## [EXERCISE]
Set down all of the data exactly as it appears.

[START OF RECORDS SUPPLIED]

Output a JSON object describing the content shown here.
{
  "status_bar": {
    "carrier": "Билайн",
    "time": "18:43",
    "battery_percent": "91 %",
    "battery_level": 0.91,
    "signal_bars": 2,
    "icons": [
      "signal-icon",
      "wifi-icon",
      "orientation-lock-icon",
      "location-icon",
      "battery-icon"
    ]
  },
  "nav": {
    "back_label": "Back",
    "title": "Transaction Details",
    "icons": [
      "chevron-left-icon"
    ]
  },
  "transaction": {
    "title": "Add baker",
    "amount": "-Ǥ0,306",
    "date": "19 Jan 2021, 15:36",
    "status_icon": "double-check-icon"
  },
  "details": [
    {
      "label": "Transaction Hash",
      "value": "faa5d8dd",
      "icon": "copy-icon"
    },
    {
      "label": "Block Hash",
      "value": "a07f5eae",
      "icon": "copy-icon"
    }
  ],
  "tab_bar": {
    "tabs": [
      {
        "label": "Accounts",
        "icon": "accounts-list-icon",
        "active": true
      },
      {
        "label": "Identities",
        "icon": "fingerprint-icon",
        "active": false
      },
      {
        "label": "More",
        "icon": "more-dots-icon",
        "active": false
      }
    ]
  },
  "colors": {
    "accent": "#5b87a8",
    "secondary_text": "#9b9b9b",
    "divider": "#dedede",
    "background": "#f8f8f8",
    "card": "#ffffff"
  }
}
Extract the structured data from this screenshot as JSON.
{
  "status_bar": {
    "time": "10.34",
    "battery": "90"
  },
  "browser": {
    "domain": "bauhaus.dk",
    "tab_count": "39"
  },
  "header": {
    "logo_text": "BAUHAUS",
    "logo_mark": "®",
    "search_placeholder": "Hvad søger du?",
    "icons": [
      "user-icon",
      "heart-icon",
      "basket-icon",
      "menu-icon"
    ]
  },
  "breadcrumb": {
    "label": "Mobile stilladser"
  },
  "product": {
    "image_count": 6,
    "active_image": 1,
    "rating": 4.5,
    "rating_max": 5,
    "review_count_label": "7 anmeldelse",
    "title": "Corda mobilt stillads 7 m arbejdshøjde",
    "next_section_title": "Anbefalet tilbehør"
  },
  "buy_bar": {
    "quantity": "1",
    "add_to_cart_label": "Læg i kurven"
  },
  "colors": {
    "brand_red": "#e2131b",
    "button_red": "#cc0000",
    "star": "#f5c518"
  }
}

[END OF RECORDS SUPPLIED]

## [ANSWER BELOW]
Output a JSON object describing the content shown here.
{
  "status_bar": {
    "carrier": "Билайн",
    "time": "18:43",
    "battery_percent": "91 %",
    "battery_level": 0.91,
    "signal_bars": 2,
    "icons": [
      "signal-icon",
      "wifi-icon",
      "orientation-lock-icon",
      "location-icon",
      "battery-icon"
    ]
  },
  "nav": {
    "back_label": "Back",
    "title": "Transaction Details",
    "icons": [
      "chevron-left-icon"
    ]
  },
  "transaction": {
    "title": "Add baker",
    "amount": "-Ǥ0,306",
    "date": "19 Jan 2021, 15:36",
    "status_icon": "double-check-icon"
  },
  "details": [
    {
      "label": "Transaction Hash",
      "value": "faa5d8dd",
      "icon": "copy-icon"
    },
    {
      "label": "Block Hash",
      "value": "a07f5eae",
      "icon": "copy-icon"
    }
  ],
  "tab_bar": {
    "tabs": [
      {
        "label": "Accounts",
        "icon": "accounts-list-icon",
        "active": true
      },
      {
        "label": "Identities",
        "icon": "fingerprint-icon",
        "active": false
      },
      {
        "label": "More",
        "icon": "more-dots-icon",
        "active": false
      }
    ]
  },
  "colors": {
    "accent": "#5b87a8",
    "secondary_text": "#9b9b9b",
    "divider": "#dedede",
    "background": "#f8f8f8",
    "card": "#ffffff"
  }
}
Extract the structured data from this screenshot as JSON.
{
  "status_bar": {
    "time": "10.34",
    "battery": "90"
  },
  "browser": {
    "domain": "bauhaus.dk",
    "tab_count": "39"
  },
  "header": {
    "logo_text": "BAUHAUS",
    "logo_mark": "®",
    "search_placeholder": "Hvad søger du?",
    "icons": [
      "user-icon",
      "heart-icon",
      "basket-icon",
      "menu-icon"
    ]
  },
  "breadcrumb": {
    "label": "Mobile stilladser"
  },
  "product": {
    "image_count": 6,
    "active_image": 1,
    "rating": 4.5,
    "rating_max": 5,
    "review_count_label": "7 anmeldelse",
    "title": "Corda mobilt stillads 7 m arbejdshøjde",
    "next_section_title": "Anbefalet tilbehør"
  },
  "buy_bar": {
    "quantity": "1",
    "add_to_cart_label": "Læg i kurven"
  },
  "colors": {
    "brand_red": "#e2131b",
    "button_red": "#cc0000",
    "star": "#f5c518"
  }
}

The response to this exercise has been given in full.